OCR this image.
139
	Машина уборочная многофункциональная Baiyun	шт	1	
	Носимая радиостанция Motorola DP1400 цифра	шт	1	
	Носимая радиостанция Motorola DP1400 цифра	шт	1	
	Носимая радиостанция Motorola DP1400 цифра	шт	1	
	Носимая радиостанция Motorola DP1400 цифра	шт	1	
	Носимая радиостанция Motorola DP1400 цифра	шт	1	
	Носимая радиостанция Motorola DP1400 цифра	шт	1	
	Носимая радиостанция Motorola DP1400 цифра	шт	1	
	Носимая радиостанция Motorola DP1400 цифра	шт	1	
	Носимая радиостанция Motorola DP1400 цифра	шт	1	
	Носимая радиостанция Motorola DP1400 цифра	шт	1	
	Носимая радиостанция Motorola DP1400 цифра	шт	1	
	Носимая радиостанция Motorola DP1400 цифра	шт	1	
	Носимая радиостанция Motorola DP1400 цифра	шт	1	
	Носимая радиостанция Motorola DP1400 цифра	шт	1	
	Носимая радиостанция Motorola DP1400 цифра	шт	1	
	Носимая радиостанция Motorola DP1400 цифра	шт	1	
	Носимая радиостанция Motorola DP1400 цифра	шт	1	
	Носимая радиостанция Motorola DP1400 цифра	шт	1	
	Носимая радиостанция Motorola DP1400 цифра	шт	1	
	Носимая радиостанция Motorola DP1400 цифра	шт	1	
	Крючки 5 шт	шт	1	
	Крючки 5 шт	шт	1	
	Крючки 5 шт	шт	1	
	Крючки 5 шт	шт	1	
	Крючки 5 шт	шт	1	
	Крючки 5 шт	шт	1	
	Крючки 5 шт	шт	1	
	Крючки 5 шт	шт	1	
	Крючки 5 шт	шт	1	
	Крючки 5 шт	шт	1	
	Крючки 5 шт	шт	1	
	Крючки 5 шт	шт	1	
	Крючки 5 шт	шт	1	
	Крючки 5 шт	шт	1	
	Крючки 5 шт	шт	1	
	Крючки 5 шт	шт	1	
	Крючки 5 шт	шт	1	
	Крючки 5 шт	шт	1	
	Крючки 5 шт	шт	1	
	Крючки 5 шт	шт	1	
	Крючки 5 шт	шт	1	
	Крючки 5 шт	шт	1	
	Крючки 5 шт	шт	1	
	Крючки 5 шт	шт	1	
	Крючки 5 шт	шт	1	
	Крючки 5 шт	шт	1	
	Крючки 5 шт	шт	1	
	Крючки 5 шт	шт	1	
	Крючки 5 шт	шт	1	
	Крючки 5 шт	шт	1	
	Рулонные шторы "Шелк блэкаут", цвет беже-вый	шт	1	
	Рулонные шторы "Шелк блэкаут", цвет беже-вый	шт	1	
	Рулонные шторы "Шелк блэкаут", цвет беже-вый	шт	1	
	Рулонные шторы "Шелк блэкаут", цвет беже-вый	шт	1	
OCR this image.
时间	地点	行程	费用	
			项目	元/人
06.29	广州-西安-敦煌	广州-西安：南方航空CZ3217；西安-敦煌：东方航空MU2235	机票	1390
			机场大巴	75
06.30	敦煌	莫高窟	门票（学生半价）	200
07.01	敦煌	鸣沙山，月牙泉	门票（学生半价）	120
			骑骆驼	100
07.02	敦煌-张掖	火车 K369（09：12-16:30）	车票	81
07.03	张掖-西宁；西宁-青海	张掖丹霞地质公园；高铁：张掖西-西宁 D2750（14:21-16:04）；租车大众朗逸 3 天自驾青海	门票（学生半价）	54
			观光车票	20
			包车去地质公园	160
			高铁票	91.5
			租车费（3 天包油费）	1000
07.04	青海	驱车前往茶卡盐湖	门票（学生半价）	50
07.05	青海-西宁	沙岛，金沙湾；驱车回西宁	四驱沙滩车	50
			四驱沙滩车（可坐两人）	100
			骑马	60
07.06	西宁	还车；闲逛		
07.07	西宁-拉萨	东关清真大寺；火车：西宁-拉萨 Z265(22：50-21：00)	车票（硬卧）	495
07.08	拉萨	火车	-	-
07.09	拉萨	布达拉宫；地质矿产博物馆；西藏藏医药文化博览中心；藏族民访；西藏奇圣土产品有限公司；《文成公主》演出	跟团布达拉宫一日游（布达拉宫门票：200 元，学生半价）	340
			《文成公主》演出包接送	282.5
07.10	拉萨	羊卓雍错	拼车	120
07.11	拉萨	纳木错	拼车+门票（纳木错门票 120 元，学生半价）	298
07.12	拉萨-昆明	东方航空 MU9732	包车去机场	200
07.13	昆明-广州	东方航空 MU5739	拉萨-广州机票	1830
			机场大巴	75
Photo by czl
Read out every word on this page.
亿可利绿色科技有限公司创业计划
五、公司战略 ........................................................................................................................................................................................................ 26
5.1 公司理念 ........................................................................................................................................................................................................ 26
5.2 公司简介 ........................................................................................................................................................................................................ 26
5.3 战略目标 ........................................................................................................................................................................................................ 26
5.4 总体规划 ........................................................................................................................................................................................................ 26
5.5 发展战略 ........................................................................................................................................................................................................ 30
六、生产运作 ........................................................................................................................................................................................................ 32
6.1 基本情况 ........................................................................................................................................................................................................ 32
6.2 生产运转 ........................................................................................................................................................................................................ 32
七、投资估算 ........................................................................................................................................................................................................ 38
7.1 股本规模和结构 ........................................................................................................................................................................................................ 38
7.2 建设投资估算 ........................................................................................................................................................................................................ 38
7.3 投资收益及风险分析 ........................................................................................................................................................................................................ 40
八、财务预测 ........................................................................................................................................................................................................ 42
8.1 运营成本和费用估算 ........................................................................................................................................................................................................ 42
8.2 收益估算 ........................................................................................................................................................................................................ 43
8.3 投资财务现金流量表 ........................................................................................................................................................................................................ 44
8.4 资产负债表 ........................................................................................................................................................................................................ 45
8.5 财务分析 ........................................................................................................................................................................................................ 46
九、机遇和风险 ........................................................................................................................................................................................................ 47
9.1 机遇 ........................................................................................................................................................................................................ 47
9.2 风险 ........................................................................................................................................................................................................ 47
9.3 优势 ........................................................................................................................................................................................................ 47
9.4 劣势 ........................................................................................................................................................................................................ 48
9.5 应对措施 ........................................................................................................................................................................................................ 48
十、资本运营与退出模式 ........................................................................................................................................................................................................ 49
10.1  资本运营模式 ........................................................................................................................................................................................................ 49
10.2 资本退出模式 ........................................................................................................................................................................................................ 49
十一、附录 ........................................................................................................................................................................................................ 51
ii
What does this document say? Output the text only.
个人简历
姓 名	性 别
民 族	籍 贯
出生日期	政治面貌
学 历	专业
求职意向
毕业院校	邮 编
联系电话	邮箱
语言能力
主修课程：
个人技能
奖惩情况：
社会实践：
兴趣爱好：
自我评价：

---*---

**What is required:** Your task is to repeat every entry exactly.

**Result of the task:**
OCR this image.
139
	Машина уборочная многофункциональная Baiyun	шт	1	
	Носимая радиостанция Motorola DP1400 цифра	шт	1	
	Носимая радиостанция Motorola DP1400 цифра	шт	1	
	Носимая радиостанция Motorola DP1400 цифра	шт	1	
	Носимая радиостанция Motorola DP1400 цифра	шт	1	
	Носимая радиостанция Motorola DP1400 цифра	шт	1	
	Носимая радиостанция Motorola DP1400 цифра	шт	1	
	Носимая радиостанция Motorola DP1400 цифра	шт	1	
	Носимая радиостанция Motorola DP1400 цифра	шт	1	
	Носимая радиостанция Motorola DP1400 цифра	шт	1	
	Носимая радиостанция Motorola DP1400 цифра	шт	1	
	Носимая радиостанция Motorola DP1400 цифра	шт	1	
	Носимая радиостанция Motorola DP1400 цифра	шт	1	
	Носимая радиостанция Motorola DP1400 цифра	шт	1	
	Носимая радиостанция Motorola DP1400 цифра	шт	1	
	Носимая радиостанция Motorola DP1400 цифра	шт	1	
	Носимая радиостанция Motorola DP1400 цифра	шт	1	
	Носимая радиостанция Motorola DP1400 цифра	шт	1	
	Носимая радиостанция Motorola DP1400 цифра	шт	1	
	Носимая радиостанция Motorola DP1400 цифра	шт	1	
	Носимая радиостанция Motorola DP1400 цифра	шт	1	
	Крючки 5 шт	шт	1	
	Крючки 5 шт	шт	1	
	Крючки 5 шт	шт	1	
	Крючки 5 шт	шт	1	
	Крючки 5 шт	шт	1	
	Крючки 5 шт	шт	1	
	Крючки 5 шт	шт	1	
	Крючки 5 шт	шт	1	
	Крючки 5 шт	шт	1	
	Крючки 5 шт	шт	1	
	Крючки 5 шт	шт	1	
	Крючки 5 шт	шт	1	
	Крючки 5 шт	шт	1	
	Крючки 5 шт	шт	1	
	Крючки 5 шт	шт	1	
	Крючки 5 шт	шт	1	
	Крючки 5 шт	шт	1	
	Крючки 5 шт	шт	1	
	Крючки 5 шт	шт	1	
	Крючки 5 шт	шт	1	
	Крючки 5 шт	шт	1	
	Крючки 5 шт	шт	1	
	Крючки 5 шт	шт	1	
	Крючки 5 шт	шт	1	
	Крючки 5 шт	шт	1	
	Крючки 5 шт	шт	1	
	Крючки 5 шт	шт	1	
	Крючки 5 шт	шт	1	
	Крючки 5 шт	шт	1	
	Крючки 5 шт	шт	1	
	Рулонные шторы "Шелк блэкаут", цвет беже-вый	шт	1	
	Рулонные шторы "Шелк блэкаут", цвет беже-вый	шт	1	
	Рулонные шторы "Шелк блэкаут", цвет беже-вый	шт	1	
	Рулонные шторы "Шелк блэкаут", цвет беже-вый	шт	1	
OCR this image.
时间	地点	行程	费用	
			项目	元/人
06.29	广州-西安-敦煌	广州-西安：南方航空CZ3217；西安-敦煌：东方航空MU2235	机票	1390
			机场大巴	75
06.30	敦煌	莫高窟	门票（学生半价）	200
07.01	敦煌	鸣沙山，月牙泉	门票（学生半价）	120
			骑骆驼	100
07.02	敦煌-张掖	火车 K369（09：12-16:30）	车票	81
07.03	张掖-西宁；西宁-青海	张掖丹霞地质公园；高铁：张掖西-西宁 D2750（14:21-16:04）；租车大众朗逸 3 天自驾青海	门票（学生半价）	54
			观光车票	20
			包车去地质公园	160
			高铁票	91.5
			租车费（3 天包油费）	1000
07.04	青海	驱车前往茶卡盐湖	门票（学生半价）	50
07.05	青海-西宁	沙岛，金沙湾；驱车回西宁	四驱沙滩车	50
			四驱沙滩车（可坐两人）	100
			骑马	60
07.06	西宁	还车；闲逛		
07.07	西宁-拉萨	东关清真大寺；火车：西宁-拉萨 Z265(22：50-21：00)	车票（硬卧）	495
07.08	拉萨	火车	-	-
07.09	拉萨	布达拉宫；地质矿产博物馆；西藏藏医药文化博览中心；藏族民访；西藏奇圣土产品有限公司；《文成公主》演出	跟团布达拉宫一日游（布达拉宫门票：200 元，学生半价）	340
			《文成公主》演出包接送	282.5
07.10	拉萨	羊卓雍错	拼车	120
07.11	拉萨	纳木错	拼车+门票（纳木错门票 120 元，学生半价）	298
07.12	拉萨-昆明	东方航空 MU9732	包车去机场	200
07.13	昆明-广州	东方航空 MU5739	拉萨-广州机票	1830
			机场大巴	75
Photo by czl
Read out every word on this page.
亿可利绿色科技有限公司创业计划
五、公司战略 ........................................................................................................................................................................................................ 26
5.1 公司理念 ........................................................................................................................................................................................................ 26
5.2 公司简介 ........................................................................................................................................................................................................ 26
5.3 战略目标 ........................................................................................................................................................................................................ 26
5.4 总体规划 ........................................................................................................................................................................................................ 26
5.5 发展战略 ........................................................................................................................................................................................................ 30
六、生产运作 ........................................................................................................................................................................................................ 32
6.1 基本情况 ........................................................................................................................................................................................................ 32
6.2 生产运转 ........................................................................................................................................................................................................ 32
七、投资估算 ........................................................................................................................................................................................................ 38
7.1 股本规模和结构 ........................................................................................................................................................................................................ 38
7.2 建设投资估算 ........................................................................................................................................................................................................ 38
7.3 投资收益及风险分析 ........................................................................................................................................................................................................ 40
八、财务预测 ........................................................................................................................................................................................................ 42
8.1 运营成本和费用估算 ........................................................................................................................................................................................................ 42
8.2 收益估算 ........................................................................................................................................................................................................ 43
8.3 投资财务现金流量表 ........................................................................................................................................................................................................ 44
8.4 资产负债表 ........................................................................................................................................................................................................ 45
8.5 财务分析 ........................................................................................................................................................................................................ 46
九、机遇和风险 ........................................................................................................................................................................................................ 47
9.1 机遇 ........................................................................................................................................................................................................ 47
9.2 风险 ........................................................................................................................................................................................................ 47
9.3 优势 ........................................................................................................................................................................................................ 47
9.4 劣势 ........................................................................................................................................................................................................ 48
9.5 应对措施 ........................................................................................................................................................................................................ 48
十、资本运营与退出模式 ........................................................................................................................................................................................................ 49
10.1  资本运营模式 ........................................................................................................................................................................................................ 49
10.2 资本退出模式 ........................................................................................................................................................................................................ 49
十一、附录 ........................................................................................................................................................................................................ 51
ii
What does this document say? Output the text only.
个人简历
姓 名	性 别
民 族	籍 贯
出生日期	政治面貌
学 历	专业
求职意向
毕业院校	邮 编
联系电话	邮箱
语言能力
主修课程：
个人技能
奖惩情况：
社会实践：
兴趣爱好：
自我评价：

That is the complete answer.